▶ **Request A**
In the records, print every line from the line with "icon-bubble xyxy=(528,152,616,240)" to the line with "connector-line-1 xyxy=(395,0,496,62)", both included, with each line unchanged.
=== Source document ===
Tweedale - The Ebb and Flow of Coal
I'm not one for doing much modelling in the cold dark days of winter, and progress on the layout is only just starting to resume after fizzling out way back in the autumn. However the trains have been running regularly during the interval, and over the past few months the layout has become a testbed for trying out a new operating scheme, which has seen the line running as a single-commodity railway for the transport of coal. I'll start by saying that it is far from being a wholly realistic simulation of coal movement, but I find it interesting to operate, and that is really all I ask of it.
The sketch above shows how the coal railway operations have been overlaid on the existing track plan by simply designating convenient locations for the purpose, regardless of what is actually on the ground.
The inspiration for this scheme actually came from a 1960's-era card game called Stocks & Shares. The game basically involves buying and selling shares using Monopoly-style money, the winner being the one who makes most profit. The point of relevance here is that it has a rather neat randomisation system for fluctuating the share prices, which I thought I might be able to adapt as a way of varying the supply and demand for goods on Tweedale. For testing the idea I decided to just apply it to coal traffic.
Shown above is the cardboard computer that controls the traffic movements. No doubt the digitally-minded would be able to do all this on an Excel spreadsheet or something.
=== Data to process ===
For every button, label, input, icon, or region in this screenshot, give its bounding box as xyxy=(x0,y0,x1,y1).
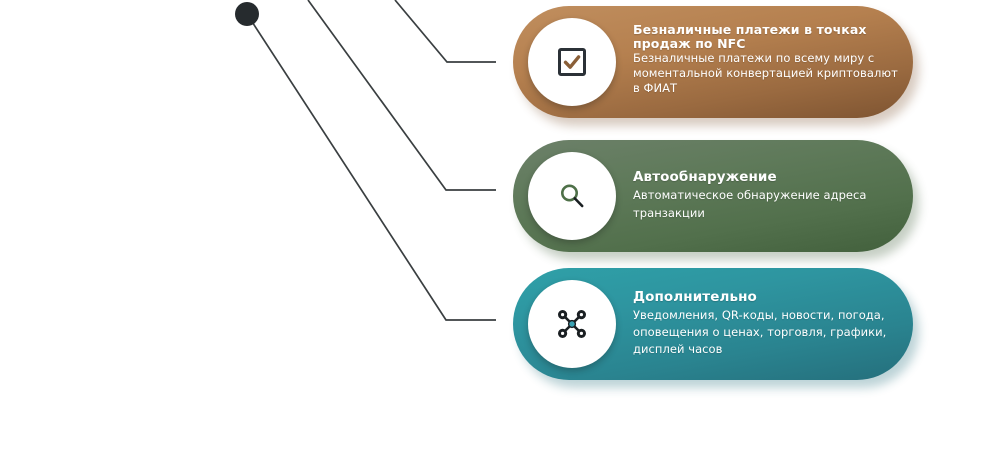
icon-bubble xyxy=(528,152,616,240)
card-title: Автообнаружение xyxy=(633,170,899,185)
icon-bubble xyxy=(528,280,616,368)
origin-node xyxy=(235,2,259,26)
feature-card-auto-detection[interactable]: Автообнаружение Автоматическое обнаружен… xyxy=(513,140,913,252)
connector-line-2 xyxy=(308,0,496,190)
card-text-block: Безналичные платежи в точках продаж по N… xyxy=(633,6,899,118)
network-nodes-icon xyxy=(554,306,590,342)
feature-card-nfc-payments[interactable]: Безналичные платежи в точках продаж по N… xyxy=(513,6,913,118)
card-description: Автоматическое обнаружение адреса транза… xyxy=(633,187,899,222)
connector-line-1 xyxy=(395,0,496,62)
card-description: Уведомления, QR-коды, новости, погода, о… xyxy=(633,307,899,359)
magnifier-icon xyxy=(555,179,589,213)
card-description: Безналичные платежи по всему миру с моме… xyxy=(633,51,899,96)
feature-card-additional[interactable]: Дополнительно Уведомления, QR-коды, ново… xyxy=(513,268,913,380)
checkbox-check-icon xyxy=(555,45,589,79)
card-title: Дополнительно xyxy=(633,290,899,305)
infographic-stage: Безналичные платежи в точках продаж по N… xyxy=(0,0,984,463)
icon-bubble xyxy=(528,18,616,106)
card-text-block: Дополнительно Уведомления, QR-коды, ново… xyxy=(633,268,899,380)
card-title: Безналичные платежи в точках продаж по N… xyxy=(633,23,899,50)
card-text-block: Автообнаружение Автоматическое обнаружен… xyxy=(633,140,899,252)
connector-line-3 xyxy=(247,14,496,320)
===
=== Data to process ===
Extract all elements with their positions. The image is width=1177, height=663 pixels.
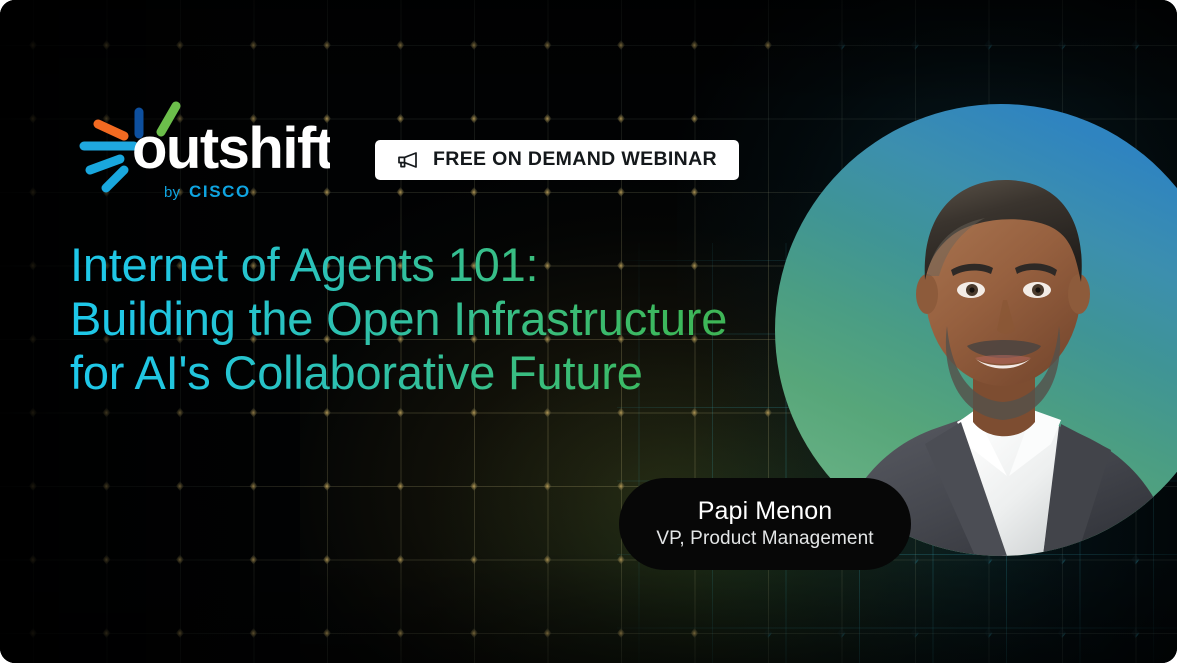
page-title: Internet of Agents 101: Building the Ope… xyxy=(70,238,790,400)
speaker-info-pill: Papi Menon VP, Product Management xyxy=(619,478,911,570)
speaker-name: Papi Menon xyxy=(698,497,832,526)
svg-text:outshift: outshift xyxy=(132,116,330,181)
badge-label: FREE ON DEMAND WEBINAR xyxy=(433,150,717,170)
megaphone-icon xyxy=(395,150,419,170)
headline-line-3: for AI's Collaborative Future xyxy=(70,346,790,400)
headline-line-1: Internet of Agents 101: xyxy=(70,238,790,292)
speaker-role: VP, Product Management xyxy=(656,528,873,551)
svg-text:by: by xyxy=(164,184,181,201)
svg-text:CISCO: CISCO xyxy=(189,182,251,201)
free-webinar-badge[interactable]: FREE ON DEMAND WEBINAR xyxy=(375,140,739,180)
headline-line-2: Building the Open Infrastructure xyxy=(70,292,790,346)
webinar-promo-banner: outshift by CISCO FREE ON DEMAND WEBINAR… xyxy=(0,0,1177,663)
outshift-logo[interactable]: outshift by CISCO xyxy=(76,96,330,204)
===
▶ **Request B**
Carry on the Tweedale coal-operations write-up from its last sentence.

▶ **Exercise answer A**
icon-bubble xyxy=(528,152,616,240)
card-title: Автообнаружение xyxy=(633,170,899,185)
icon-bubble xyxy=(528,280,616,368)
origin-node xyxy=(235,2,259,26)
feature-card-auto-detection[interactable]: Автообнаружение Автоматическое обнаружен… xyxy=(513,140,913,252)
connector-line-2 xyxy=(308,0,496,190)
card-text-block: Безналичные платежи в точках продаж по N… xyxy=(633,6,899,118)
network-nodes-icon xyxy=(554,306,590,342)
feature-card-nfc-payments[interactable]: Безналичные платежи в точках продаж по N… xyxy=(513,6,913,118)
card-description: Автоматическое обнаружение адреса транза… xyxy=(633,187,899,222)
connector-line-1 xyxy=(395,0,496,62)

▶ **Exercise answer B**
At the heart of the adaptation is a 'Load Indicator Card' on which counters indicate the current daily traffic (in wagon loads) for each industry. There are 19 rows and the number of columns depends on the number of industries. The first 4 columns here are for the customer demands (steel works, gas works, power station and coal merchant). The 5th column shows the daily output from the coal mine. The final column records the coal stockpile at the mine. The loads in the customer columns range from zero at the bottom to a maximum value equal to that industry's siding capacity at the top. The output values for the mine range from 0 to 8 (for no particular reason).
A shuffled pack of cards controls the movement of the counters up and down the columns. There are 6 cards for each industry, with values of +4,+3,+2,-2,-3,-4. For the mine and 4 customers that equates to 30 cards. The idea is that as a card is picked from the pack, the appropriate counter is moved up or down by the number of rows indicated.
Tweedale Railway's No.7 (ex Mainline J72) swaps empties for fulls at the mine's exchange sidings. Due to the low capacity of the sidings, several trips may be needed during the day. Basic scenery was added to this section in the autumn, along with a grey sky background and lighting from a single strip of LEDs. While this would probably give insufficient illumination for representing a bright sunny blue-sky day, it seems to work well enough with the dull overcast here.
One of the things I like about this system is the way that it evolves. The traffic flows vary over time in an almost cyclic manner, rather than being completely unpredictable from one day to the next as in some of the more unruly randomisation systems around. After a while emerging trends can be detected, which allow planning ahead to a certain extent, such as the strategic placement of wagons for the following day.
To initialise the game (I can't help but think of it as a game), the counters are placed in the middle row of the indicator, and the cards are given a good shuffle. I should add that the layout is run most days for about a half hour stint, and this fits in nicely with a day's worth of coal movements. Picking, say, one card per day from the pack to update the indicator, gives about a month's worth of play before reshuffling the cards. However the evolution of the traffic flows can sometimes be rather slow. As can be seen from the indicator photo above, moving a counter doesn't necessarily mean the number of loads will change. If I'm feeling impatient at having the same wagon movements for several days in a row, I may pick more than one card to help speed things up.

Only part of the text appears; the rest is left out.